TASK TO COMPLETE: Check each line of the records below and collect those that include the word "iface".

MATERIAL FOR THE TASK:
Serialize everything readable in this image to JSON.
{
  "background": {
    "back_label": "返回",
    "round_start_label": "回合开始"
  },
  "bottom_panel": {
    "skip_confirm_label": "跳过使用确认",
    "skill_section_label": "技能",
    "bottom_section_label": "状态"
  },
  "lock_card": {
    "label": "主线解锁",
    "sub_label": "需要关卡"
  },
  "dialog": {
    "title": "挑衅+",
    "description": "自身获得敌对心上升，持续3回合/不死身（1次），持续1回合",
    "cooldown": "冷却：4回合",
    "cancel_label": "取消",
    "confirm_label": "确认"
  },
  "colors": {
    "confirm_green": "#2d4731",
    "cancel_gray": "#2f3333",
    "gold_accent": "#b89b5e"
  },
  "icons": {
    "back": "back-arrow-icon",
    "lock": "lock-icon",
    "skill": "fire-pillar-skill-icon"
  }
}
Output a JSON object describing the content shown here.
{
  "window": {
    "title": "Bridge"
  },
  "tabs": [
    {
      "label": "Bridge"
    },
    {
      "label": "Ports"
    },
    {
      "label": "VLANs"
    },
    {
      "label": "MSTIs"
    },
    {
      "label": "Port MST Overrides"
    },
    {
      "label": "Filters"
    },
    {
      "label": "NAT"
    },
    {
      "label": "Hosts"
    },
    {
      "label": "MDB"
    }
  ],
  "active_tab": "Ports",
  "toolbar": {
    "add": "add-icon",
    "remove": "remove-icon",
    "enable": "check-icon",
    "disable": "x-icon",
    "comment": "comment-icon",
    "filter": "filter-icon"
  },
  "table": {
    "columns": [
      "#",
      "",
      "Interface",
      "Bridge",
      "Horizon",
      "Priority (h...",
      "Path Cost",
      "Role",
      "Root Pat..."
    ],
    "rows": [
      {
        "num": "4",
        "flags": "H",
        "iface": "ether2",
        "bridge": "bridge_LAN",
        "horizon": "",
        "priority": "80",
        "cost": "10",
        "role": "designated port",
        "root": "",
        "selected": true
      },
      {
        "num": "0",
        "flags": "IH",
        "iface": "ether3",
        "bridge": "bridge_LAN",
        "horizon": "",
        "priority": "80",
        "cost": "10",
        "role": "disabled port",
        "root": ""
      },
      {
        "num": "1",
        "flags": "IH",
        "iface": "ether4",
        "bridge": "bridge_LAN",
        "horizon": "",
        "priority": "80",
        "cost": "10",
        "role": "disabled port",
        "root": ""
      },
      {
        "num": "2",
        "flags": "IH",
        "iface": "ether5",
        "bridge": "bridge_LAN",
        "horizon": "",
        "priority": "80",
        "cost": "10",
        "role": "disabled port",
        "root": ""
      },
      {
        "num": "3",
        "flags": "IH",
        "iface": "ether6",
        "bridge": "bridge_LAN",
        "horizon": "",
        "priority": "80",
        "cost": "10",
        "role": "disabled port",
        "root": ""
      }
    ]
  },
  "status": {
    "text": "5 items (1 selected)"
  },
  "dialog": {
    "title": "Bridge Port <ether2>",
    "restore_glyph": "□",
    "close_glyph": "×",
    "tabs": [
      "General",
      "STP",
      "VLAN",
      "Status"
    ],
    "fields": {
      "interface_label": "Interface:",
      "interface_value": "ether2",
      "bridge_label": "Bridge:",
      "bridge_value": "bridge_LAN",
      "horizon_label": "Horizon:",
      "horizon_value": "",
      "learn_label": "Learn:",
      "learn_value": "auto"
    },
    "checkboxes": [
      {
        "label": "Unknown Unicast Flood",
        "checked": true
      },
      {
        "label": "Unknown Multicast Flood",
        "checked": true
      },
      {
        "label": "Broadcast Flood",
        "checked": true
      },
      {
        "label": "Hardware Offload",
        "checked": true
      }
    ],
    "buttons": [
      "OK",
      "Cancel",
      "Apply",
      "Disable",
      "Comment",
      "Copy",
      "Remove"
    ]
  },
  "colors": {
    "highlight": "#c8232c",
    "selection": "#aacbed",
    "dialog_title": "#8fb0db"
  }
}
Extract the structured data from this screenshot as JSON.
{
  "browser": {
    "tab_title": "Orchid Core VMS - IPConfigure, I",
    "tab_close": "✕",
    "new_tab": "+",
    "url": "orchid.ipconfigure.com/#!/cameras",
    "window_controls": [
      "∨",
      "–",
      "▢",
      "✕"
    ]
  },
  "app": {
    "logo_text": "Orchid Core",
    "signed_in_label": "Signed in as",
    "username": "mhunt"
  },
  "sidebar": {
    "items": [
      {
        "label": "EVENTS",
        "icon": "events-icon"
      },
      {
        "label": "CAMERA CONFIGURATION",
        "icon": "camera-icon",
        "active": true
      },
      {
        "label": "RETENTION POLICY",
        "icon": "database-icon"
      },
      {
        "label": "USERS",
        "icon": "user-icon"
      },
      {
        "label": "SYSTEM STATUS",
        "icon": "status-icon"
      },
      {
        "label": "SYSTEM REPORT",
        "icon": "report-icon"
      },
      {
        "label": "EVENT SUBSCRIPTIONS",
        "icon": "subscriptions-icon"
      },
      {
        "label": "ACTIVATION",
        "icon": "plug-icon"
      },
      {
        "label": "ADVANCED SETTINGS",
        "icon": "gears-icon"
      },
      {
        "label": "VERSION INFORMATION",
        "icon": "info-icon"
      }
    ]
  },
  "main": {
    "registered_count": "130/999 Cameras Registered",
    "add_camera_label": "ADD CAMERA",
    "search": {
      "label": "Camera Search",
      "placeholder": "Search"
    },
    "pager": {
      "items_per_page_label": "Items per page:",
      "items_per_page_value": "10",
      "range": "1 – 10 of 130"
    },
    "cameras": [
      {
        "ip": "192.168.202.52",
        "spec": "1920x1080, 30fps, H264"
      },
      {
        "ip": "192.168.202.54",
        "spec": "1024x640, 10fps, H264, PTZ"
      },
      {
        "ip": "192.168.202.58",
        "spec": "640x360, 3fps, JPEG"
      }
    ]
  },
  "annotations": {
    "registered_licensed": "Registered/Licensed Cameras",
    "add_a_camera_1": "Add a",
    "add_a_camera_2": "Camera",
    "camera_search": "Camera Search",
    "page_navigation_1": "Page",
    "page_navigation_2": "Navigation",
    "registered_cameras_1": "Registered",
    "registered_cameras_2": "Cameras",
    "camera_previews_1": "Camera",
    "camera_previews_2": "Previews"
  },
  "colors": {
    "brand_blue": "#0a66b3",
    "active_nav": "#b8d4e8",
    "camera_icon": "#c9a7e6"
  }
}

WRITTEN REPLY:
        "iface": "ether2",
        "iface": "ether3",
        "iface": "ether4",
        "iface": "ether5",
        "iface": "ether6",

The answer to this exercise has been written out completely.